**PROBLEM TO WORK ON:** Transcribe the data in full and exactly, omitting any pictures.

**PROVIDED INFORMATION:**
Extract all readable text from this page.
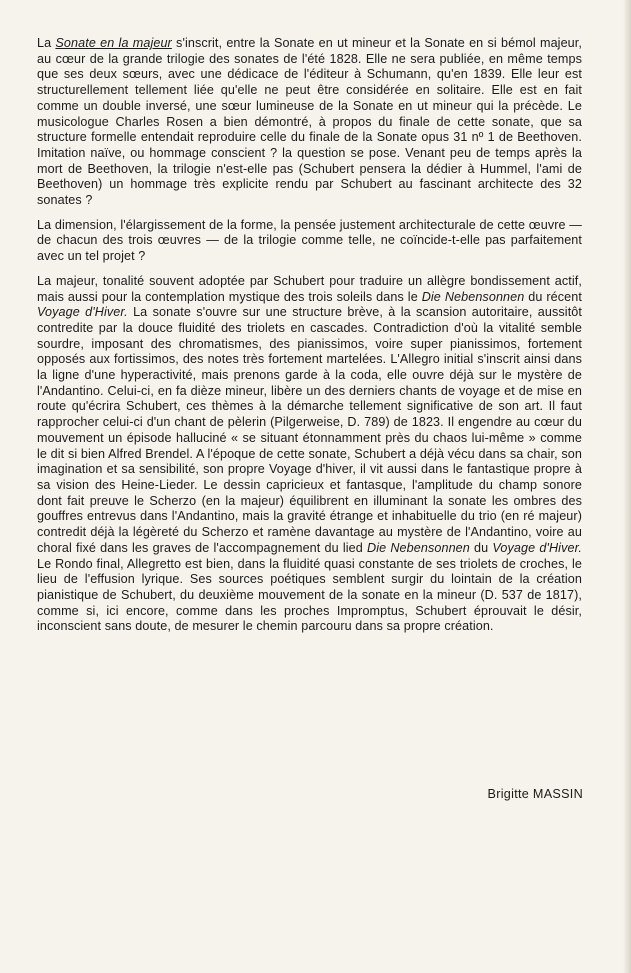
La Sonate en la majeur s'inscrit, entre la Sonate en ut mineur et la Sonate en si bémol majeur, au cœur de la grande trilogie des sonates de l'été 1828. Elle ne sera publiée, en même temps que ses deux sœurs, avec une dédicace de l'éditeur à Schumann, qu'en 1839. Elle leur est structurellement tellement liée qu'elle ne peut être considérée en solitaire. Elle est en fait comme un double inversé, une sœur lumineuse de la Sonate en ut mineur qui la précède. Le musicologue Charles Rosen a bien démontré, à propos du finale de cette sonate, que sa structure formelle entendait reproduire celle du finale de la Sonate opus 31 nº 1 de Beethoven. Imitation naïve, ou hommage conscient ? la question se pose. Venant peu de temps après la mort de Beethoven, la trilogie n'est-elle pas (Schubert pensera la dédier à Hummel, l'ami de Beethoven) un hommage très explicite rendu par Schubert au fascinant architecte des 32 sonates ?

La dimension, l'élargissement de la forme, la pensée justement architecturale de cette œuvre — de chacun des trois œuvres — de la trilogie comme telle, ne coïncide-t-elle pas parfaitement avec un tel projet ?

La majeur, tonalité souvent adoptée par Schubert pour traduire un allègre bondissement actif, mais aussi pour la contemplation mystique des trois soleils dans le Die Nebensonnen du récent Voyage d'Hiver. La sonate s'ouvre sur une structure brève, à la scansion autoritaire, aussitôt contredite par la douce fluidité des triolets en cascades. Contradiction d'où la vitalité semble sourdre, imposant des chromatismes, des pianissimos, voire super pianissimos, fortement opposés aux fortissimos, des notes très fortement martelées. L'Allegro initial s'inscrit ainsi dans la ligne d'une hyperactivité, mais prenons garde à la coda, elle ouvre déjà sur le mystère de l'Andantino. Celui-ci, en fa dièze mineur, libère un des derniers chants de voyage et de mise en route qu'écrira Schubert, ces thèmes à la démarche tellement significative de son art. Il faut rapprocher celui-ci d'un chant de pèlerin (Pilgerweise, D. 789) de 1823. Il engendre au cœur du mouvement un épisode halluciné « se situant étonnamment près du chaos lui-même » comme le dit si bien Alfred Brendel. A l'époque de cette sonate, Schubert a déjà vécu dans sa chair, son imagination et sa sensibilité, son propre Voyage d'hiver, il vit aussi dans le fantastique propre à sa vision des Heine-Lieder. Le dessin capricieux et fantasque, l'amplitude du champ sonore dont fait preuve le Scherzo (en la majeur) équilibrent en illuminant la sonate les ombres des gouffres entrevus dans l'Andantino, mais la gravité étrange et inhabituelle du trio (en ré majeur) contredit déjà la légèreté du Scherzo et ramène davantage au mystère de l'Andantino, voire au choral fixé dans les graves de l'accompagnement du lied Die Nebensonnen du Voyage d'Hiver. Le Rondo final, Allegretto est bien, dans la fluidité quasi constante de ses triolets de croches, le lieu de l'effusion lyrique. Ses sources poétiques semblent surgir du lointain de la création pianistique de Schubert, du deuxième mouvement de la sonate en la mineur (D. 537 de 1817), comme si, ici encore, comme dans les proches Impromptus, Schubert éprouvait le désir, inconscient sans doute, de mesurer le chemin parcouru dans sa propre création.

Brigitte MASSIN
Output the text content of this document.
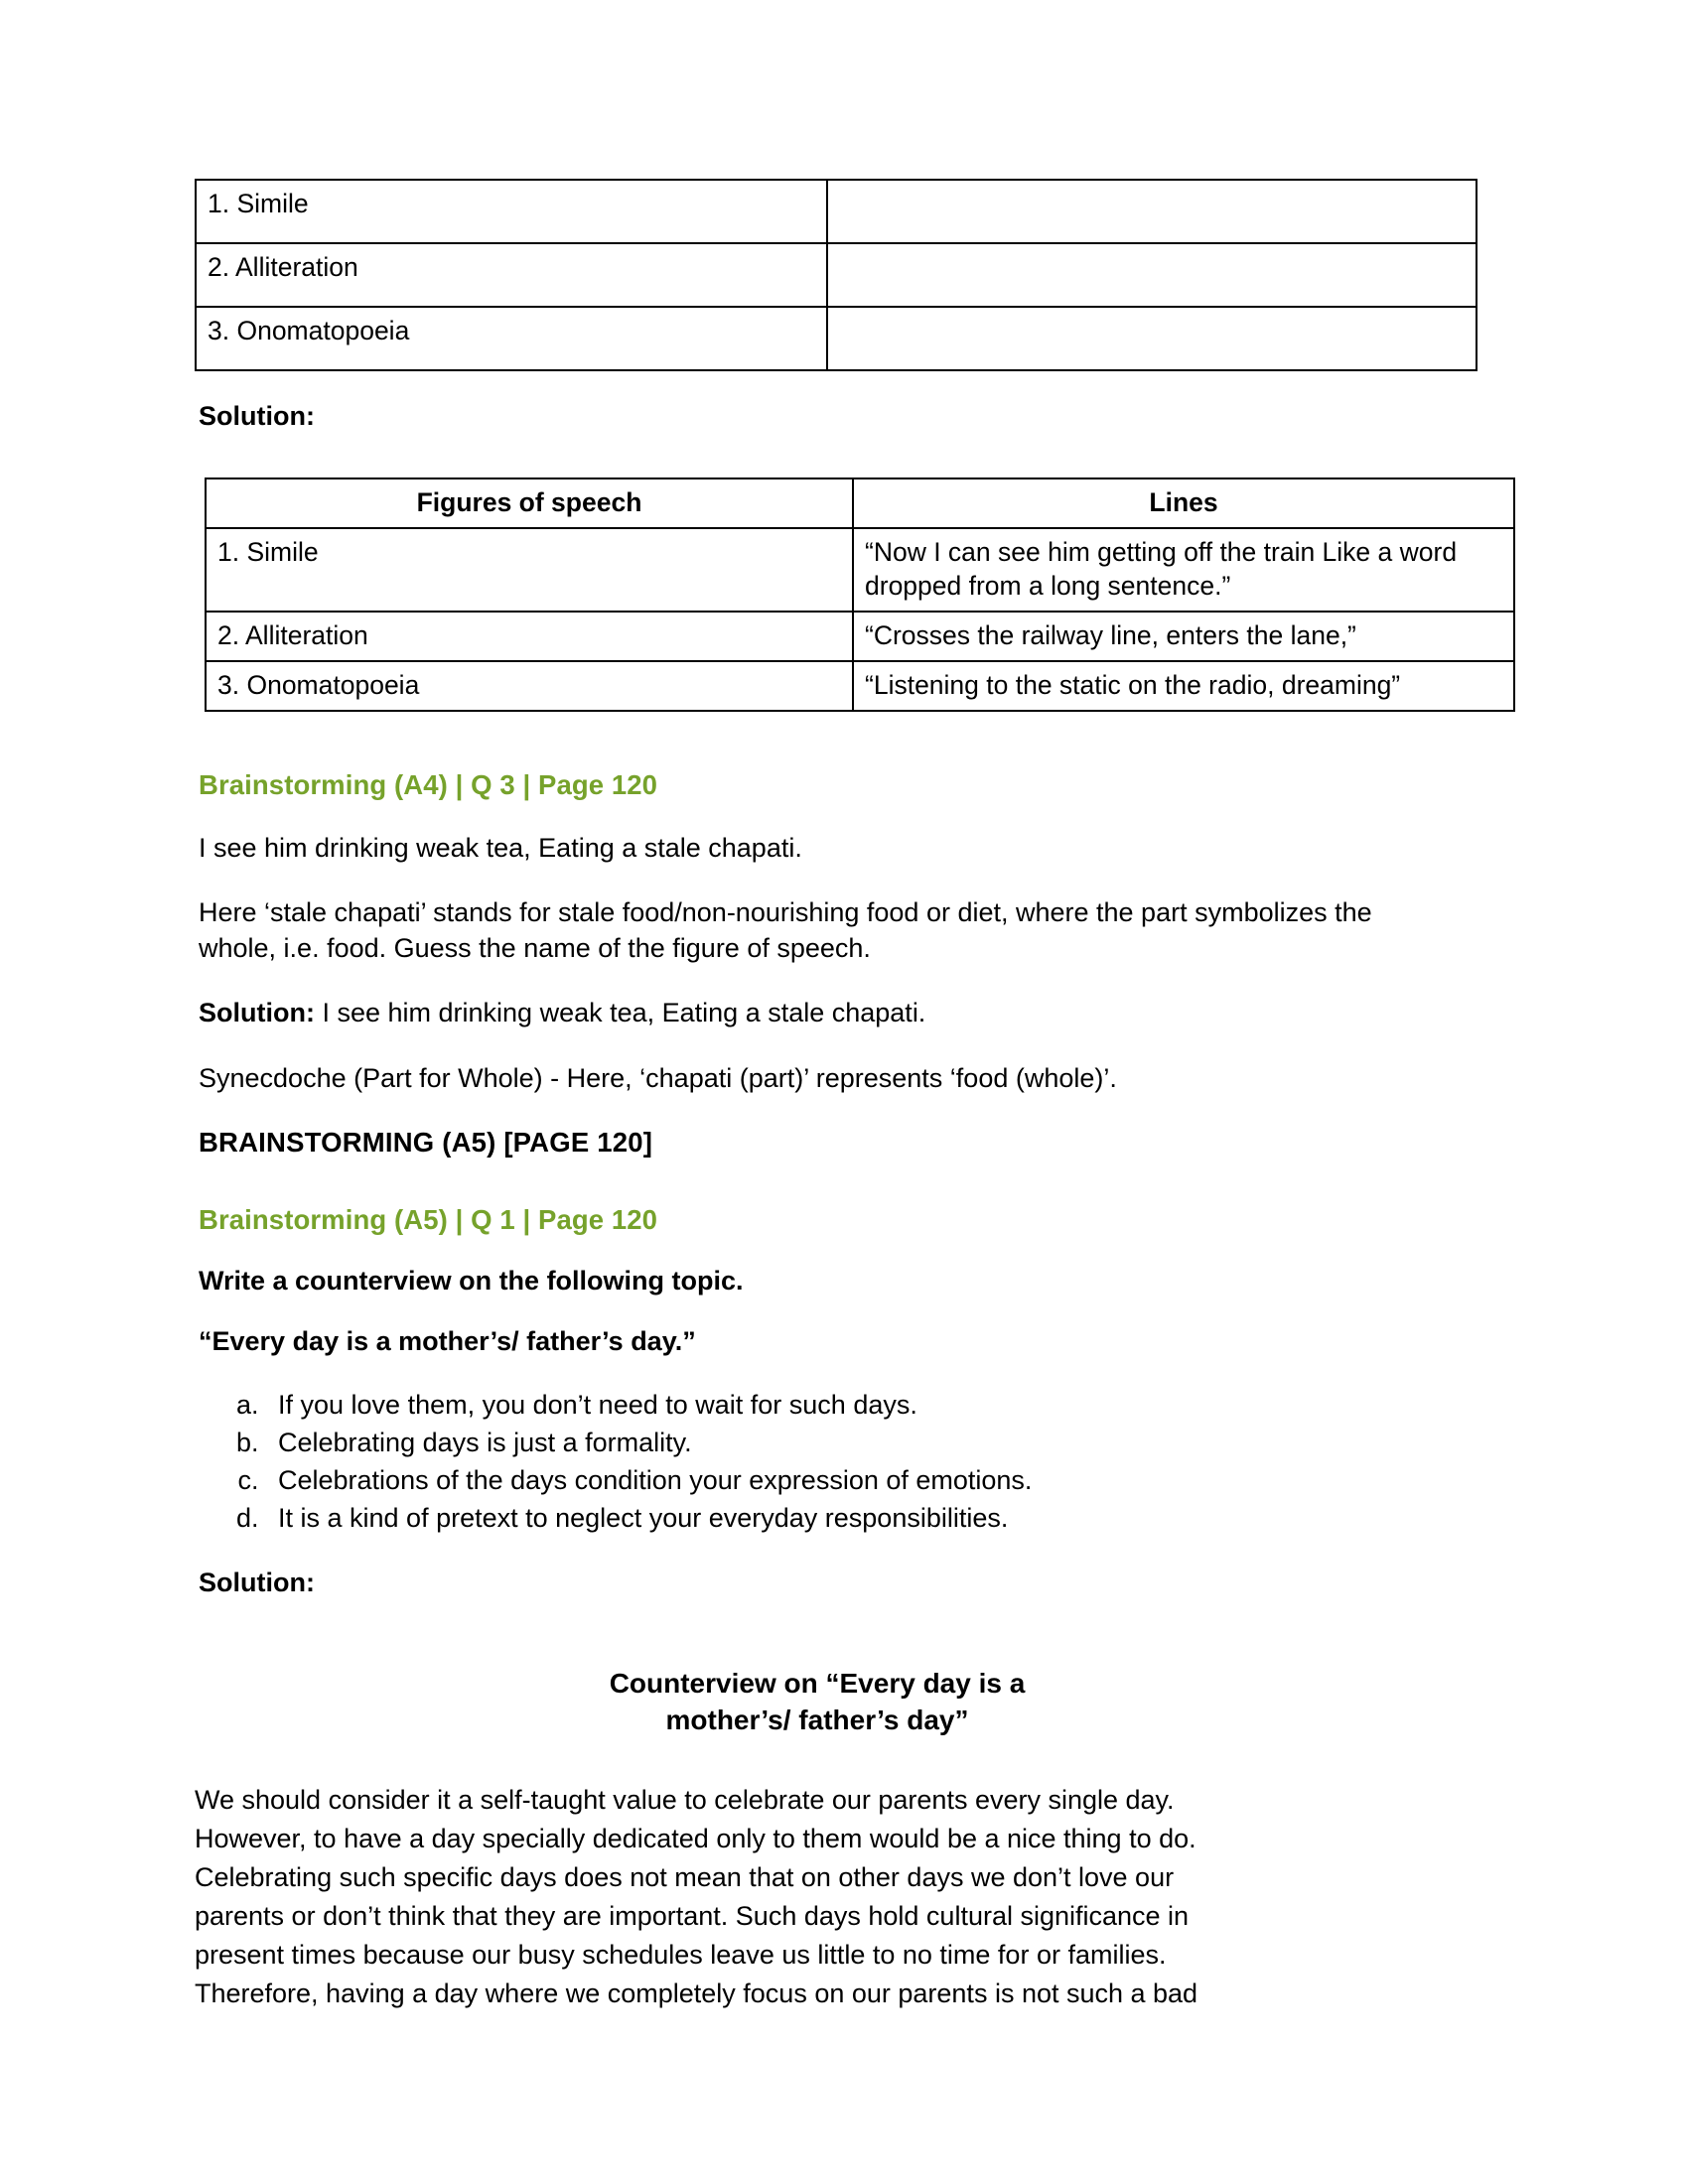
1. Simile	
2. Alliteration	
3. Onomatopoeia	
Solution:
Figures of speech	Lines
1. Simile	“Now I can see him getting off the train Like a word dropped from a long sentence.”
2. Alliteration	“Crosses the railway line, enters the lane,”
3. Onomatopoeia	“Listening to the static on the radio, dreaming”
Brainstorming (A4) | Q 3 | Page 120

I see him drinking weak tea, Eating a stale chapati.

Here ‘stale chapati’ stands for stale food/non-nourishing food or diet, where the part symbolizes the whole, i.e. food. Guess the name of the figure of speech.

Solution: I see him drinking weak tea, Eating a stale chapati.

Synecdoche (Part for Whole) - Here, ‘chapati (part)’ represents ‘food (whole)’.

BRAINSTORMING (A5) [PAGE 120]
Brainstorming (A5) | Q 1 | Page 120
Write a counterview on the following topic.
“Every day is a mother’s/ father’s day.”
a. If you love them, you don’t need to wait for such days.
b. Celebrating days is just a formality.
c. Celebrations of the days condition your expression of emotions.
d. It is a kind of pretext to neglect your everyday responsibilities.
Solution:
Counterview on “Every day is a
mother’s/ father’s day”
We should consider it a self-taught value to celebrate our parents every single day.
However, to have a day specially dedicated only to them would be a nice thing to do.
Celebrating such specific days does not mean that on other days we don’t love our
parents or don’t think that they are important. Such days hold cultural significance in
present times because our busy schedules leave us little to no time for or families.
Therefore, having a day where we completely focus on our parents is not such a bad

**EXERCISE RESULT:**
Extract all readable text from this page.
La Sonate en la majeur s'inscrit, entre la Sonate en ut mineur et la Sonate en si bémol majeur, au cœur de la grande trilogie des sonates de l'été 1828. Elle ne sera publiée, en même temps que ses deux sœurs, avec une dédicace de l'éditeur à Schumann, qu'en 1839. Elle leur est structurellement tellement liée qu'elle ne peut être considérée en solitaire. Elle est en fait comme un double inversé, une sœur lumineuse de la Sonate en ut mineur qui la précède. Le musicologue Charles Rosen a bien démontré, à propos du finale de cette sonate, que sa structure formelle entendait reproduire celle du finale de la Sonate opus 31 nº 1 de Beethoven. Imitation naïve, ou hommage conscient ? la question se pose. Venant peu de temps après la mort de Beethoven, la trilogie n'est-elle pas (Schubert pensera la dédier à Hummel, l'ami de Beethoven) un hommage très explicite rendu par Schubert au fascinant architecte des 32 sonates ?

La dimension, l'élargissement de la forme, la pensée justement architecturale de cette œuvre — de chacun des trois œuvres — de la trilogie comme telle, ne coïncide-t-elle pas parfaitement avec un tel projet ?

La majeur, tonalité souvent adoptée par Schubert pour traduire un allègre bondissement actif, mais aussi pour la contemplation mystique des trois soleils dans le Die Nebensonnen du récent Voyage d'Hiver. La sonate s'ouvre sur une structure brève, à la scansion autoritaire, aussitôt contredite par la douce fluidité des triolets en cascades. Contradiction d'où la vitalité semble sourdre, imposant des chromatismes, des pianissimos, voire super pianissimos, fortement opposés aux fortissimos, des notes très fortement martelées. L'Allegro initial s'inscrit ainsi dans la ligne d'une hyperactivité, mais prenons garde à la coda, elle ouvre déjà sur le mystère de l'Andantino. Celui-ci, en fa dièze mineur, libère un des derniers chants de voyage et de mise en route qu'écrira Schubert, ces thèmes à la démarche tellement significative de son art. Il faut rapprocher celui-ci d'un chant de pèlerin (Pilgerweise, D. 789) de 1823. Il engendre au cœur du mouvement un épisode halluciné « se situant étonnamment près du chaos lui-même » comme le dit si bien Alfred Brendel. A l'époque de cette sonate, Schubert a déjà vécu dans sa chair, son imagination et sa sensibilité, son propre Voyage d'hiver, il vit aussi dans le fantastique propre à sa vision des Heine-Lieder. Le dessin capricieux et fantasque, l'amplitude du champ sonore dont fait preuve le Scherzo (en la majeur) équilibrent en illuminant la sonate les ombres des gouffres entrevus dans l'Andantino, mais la gravité étrange et inhabituelle du trio (en ré majeur) contredit déjà la légèreté du Scherzo et ramène davantage au mystère de l'Andantino, voire au choral fixé dans les graves de l'accompagnement du lied Die Nebensonnen du Voyage d'Hiver. Le Rondo final, Allegretto est bien, dans la fluidité quasi constante de ses triolets de croches, le lieu de l'effusion lyrique. Ses sources poétiques semblent surgir du lointain de la création pianistique de Schubert, du deuxième mouvement de la sonate en la mineur (D. 537 de 1817), comme si, ici encore, comme dans les proches Impromptus, Schubert éprouvait le désir, inconscient sans doute, de mesurer le chemin parcouru dans sa propre création.

Brigitte MASSIN
Output the text content of this document.
1. Simile	
2. Alliteration	
3. Onomatopoeia	
Solution:
Figures of speech	Lines
1. Simile	“Now I can see him getting off the train Like a word dropped from a long sentence.”
2. Alliteration	“Crosses the railway line, enters the lane,”
3. Onomatopoeia	“Listening to the static on the radio, dreaming”
Brainstorming (A4) | Q 3 | Page 120

I see him drinking weak tea, Eating a stale chapati.

Here ‘stale chapati’ stands for stale food/non-nourishing food or diet, where the part symbolizes the whole, i.e. food. Guess the name of the figure of speech.

Solution: I see him drinking weak tea, Eating a stale chapati.

Synecdoche (Part for Whole) - Here, ‘chapati (part)’ represents ‘food (whole)’.

BRAINSTORMING (A5) [PAGE 120]
Brainstorming (A5) | Q 1 | Page 120
Write a counterview on the following topic.
“Every day is a mother’s/ father’s day.”
a. If you love them, you don’t need to wait for such days.
b. Celebrating days is just a formality.
c. Celebrations of the days condition your expression of emotions.
d. It is a kind of pretext to neglect your everyday responsibilities.
Solution:
Counterview on “Every day is a
mother’s/ father’s day”
We should consider it a self-taught value to celebrate our parents every single day.
However, to have a day specially dedicated only to them would be a nice thing to do.
Celebrating such specific days does not mean that on other days we don’t love our
parents or don’t think that they are important. Such days hold cultural significance in
present times because our busy schedules leave us little to no time for or families.
Therefore, having a day where we completely focus on our parents is not such a bad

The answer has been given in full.